§ What is being asked: Reproduce the records below exactly as given.

§ Stored records:

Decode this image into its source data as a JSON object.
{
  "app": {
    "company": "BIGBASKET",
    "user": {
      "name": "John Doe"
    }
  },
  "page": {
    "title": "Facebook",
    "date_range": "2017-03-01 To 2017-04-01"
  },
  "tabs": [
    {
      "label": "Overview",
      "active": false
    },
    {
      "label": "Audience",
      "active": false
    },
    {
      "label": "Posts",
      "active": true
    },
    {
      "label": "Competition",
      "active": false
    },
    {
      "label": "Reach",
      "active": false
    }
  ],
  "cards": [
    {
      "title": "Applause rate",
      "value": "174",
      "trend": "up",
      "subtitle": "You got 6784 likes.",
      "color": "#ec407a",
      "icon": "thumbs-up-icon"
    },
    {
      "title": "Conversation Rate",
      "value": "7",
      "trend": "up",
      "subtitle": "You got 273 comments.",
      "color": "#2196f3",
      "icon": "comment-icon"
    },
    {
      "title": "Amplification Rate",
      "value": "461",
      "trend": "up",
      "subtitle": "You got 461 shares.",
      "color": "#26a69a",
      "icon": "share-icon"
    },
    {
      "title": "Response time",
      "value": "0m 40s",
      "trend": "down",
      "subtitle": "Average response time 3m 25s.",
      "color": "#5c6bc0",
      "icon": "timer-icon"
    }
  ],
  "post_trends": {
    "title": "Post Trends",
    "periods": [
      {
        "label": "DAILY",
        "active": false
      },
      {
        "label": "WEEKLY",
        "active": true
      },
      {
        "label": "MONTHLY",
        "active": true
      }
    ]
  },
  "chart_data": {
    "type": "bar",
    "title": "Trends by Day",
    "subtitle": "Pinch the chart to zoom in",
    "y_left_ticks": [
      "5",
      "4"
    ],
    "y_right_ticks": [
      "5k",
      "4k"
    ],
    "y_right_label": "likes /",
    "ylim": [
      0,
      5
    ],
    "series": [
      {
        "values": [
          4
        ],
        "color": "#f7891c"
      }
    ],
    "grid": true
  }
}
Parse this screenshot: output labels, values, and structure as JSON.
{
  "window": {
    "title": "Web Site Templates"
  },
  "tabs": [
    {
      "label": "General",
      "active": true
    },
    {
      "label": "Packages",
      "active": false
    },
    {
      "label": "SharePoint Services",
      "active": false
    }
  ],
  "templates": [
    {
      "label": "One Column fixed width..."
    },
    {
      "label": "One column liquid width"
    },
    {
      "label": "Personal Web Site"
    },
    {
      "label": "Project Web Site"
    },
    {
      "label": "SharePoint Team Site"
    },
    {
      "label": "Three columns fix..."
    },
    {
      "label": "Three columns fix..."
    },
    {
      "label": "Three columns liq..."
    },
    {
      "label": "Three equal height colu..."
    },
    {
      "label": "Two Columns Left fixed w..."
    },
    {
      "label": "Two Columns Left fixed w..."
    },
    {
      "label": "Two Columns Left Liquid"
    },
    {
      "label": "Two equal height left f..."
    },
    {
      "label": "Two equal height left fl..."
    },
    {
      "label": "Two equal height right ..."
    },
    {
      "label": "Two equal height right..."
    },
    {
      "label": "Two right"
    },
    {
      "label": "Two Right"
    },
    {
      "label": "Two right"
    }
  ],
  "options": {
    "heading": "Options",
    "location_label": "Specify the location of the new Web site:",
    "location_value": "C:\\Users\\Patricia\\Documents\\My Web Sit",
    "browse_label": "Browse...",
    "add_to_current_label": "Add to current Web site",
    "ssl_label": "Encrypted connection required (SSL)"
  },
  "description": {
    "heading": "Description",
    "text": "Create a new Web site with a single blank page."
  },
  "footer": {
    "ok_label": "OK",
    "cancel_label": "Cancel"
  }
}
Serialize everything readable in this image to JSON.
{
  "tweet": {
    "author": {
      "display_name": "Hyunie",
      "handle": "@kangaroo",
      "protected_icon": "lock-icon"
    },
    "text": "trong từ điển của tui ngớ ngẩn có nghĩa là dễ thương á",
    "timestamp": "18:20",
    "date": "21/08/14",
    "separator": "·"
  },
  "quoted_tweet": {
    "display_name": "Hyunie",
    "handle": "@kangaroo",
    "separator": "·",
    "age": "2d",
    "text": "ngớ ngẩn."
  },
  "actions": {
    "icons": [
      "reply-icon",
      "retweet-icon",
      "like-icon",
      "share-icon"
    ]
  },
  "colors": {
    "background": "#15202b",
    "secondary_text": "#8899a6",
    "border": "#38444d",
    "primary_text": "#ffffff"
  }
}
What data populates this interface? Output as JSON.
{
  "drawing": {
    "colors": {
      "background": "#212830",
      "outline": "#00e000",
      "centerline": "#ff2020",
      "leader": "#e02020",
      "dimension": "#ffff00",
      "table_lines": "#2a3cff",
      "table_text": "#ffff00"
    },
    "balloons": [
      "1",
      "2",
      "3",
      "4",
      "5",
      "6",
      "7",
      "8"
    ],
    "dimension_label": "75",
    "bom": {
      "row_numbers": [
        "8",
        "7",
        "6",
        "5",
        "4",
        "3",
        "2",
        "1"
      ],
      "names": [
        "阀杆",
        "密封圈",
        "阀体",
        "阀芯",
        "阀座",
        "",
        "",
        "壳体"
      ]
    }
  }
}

§ Final answer:
Decode this image into its source data as a JSON object.
{
  "app": {
    "company": "BIGBASKET",
    "user": {
      "name": "John Doe"
    }
  },
  "page": {
    "title": "Facebook",
    "date_range": "2017-03-01 To 2017-04-01"
  },
  "tabs": [
    {
      "label": "Overview",
      "active": false
    },
    {
      "label": "Audience",
      "active": false
    },
    {
      "label": "Posts",
      "active": true
    },
    {
      "label": "Competition",
      "active": false
    },
    {
      "label": "Reach",
      "active": false
    }
  ],
  "cards": [
    {
      "title": "Applause rate",
      "value": "174",
      "trend": "up",
      "subtitle": "You got 6784 likes.",
      "color": "#ec407a",
      "icon": "thumbs-up-icon"
    },
    {
      "title": "Conversation Rate",
      "value": "7",
      "trend": "up",
      "subtitle": "You got 273 comments.",
      "color": "#2196f3",
      "icon": "comment-icon"
    },
    {
      "title": "Amplification Rate",
      "value": "461",
      "trend": "up",
      "subtitle": "You got 461 shares.",
      "color": "#26a69a",
      "icon": "share-icon"
    },
    {
      "title": "Response time",
      "value": "0m 40s",
      "trend": "down",
      "subtitle": "Average response time 3m 25s.",
      "color": "#5c6bc0",
      "icon": "timer-icon"
    }
  ],
  "post_trends": {
    "title": "Post Trends",
    "periods": [
      {
        "label": "DAILY",
        "active": false
      },
      {
        "label": "WEEKLY",
        "active": true
      },
      {
        "label": "MONTHLY",
        "active": true
      }
    ]
  },
  "chart_data": {
    "type": "bar",
    "title": "Trends by Day",
    "subtitle": "Pinch the chart to zoom in",
    "y_left_ticks": [
      "5",
      "4"
    ],
    "y_right_ticks": [
      "5k",
      "4k"
    ],
    "y_right_label": "likes /",
    "ylim": [
      0,
      5
    ],
    "series": [
      {
        "values": [
          4
        ],
        "color": "#f7891c"
      }
    ],
    "grid": true
  }
}
Parse this screenshot: output labels, values, and structure as JSON.
{
  "window": {
    "title": "Web Site Templates"
  },
  "tabs": [
    {
      "label": "General",
      "active": true
    },
    {
      "label": "Packages",
      "active": false
    },
    {
      "label": "SharePoint Services",
      "active": false
    }
  ],
  "templates": [
    {
      "label": "One Column fixed width..."
    },
    {
      "label": "One column liquid width"
    },
    {
      "label": "Personal Web Site"
    },
    {
      "label": "Project Web Site"
    },
    {
      "label": "SharePoint Team Site"
    },
    {
      "label": "Three columns fix..."
    },
    {
      "label": "Three columns fix..."
    },
    {
      "label": "Three columns liq..."
    },
    {
      "label": "Three equal height colu..."
    },
    {
      "label": "Two Columns Left fixed w..."
    },
    {
      "label": "Two Columns Left fixed w..."
    },
    {
      "label": "Two Columns Left Liquid"
    },
    {
      "label": "Two equal height left f..."
    },
    {
      "label": "Two equal height left fl..."
    },
    {
      "label": "Two equal height right ..."
    },
    {
      "label": "Two equal height right..."
    },
    {
      "label": "Two right"
    },
    {
      "label": "Two Right"
    },
    {
      "label": "Two right"
    }
  ],
  "options": {
    "heading": "Options",
    "location_label": "Specify the location of the new Web site:",
    "location_value": "C:\\Users\\Patricia\\Documents\\My Web Sit",
    "browse_label": "Browse...",
    "add_to_current_label": "Add to current Web site",
    "ssl_label": "Encrypted connection required (SSL)"
  },
  "description": {
    "heading": "Description",
    "text": "Create a new Web site with a single blank page."
  },
  "footer": {
    "ok_label": "OK",
    "cancel_label": "Cancel"
  }
}
Serialize everything readable in this image to JSON.
{
  "tweet": {
    "author": {
      "display_name": "Hyunie",
      "handle": "@kangaroo",
      "protected_icon": "lock-icon"
    },
    "text": "trong từ điển của tui ngớ ngẩn có nghĩa là dễ thương á",
    "timestamp": "18:20",
    "date": "21/08/14",
    "separator": "·"
  },
  "quoted_tweet": {
    "display_name": "Hyunie",
    "handle": "@kangaroo",
    "separator": "·",
    "age": "2d",
    "text": "ngớ ngẩn."
  },
  "actions": {
    "icons": [
      "reply-icon",
      "retweet-icon",
      "like-icon",
      "share-icon"
    ]
  },
  "colors": {
    "background": "#15202b",
    "secondary_text": "#8899a6",
    "border": "#38444d",
    "primary_text": "#ffffff"
  }
}
What data populates this interface? Output as JSON.
{
  "drawing": {
    "colors": {
      "background": "#212830",
      "outline": "#00e000",
      "centerline": "#ff2020",
      "leader": "#e02020",
      "dimension": "#ffff00",
      "table_lines": "#2a3cff",
      "table_text": "#ffff00"
    },
    "balloons": [
      "1",
      "2",
      "3",
      "4",
      "5",
      "6",
      "7",
      "8"
    ],
    "dimension_label": "75",
    "bom": {
      "row_numbers": [
        "8",
        "7",
        "6",
        "5",
        "4",
        "3",
        "2",
        "1"
      ],
      "names": [
        "阀杆",
        "密封圈",
        "阀体",
        "阀芯",
        "阀座",
        "",
        "",
        "壳体"
      ]
    }
  }
}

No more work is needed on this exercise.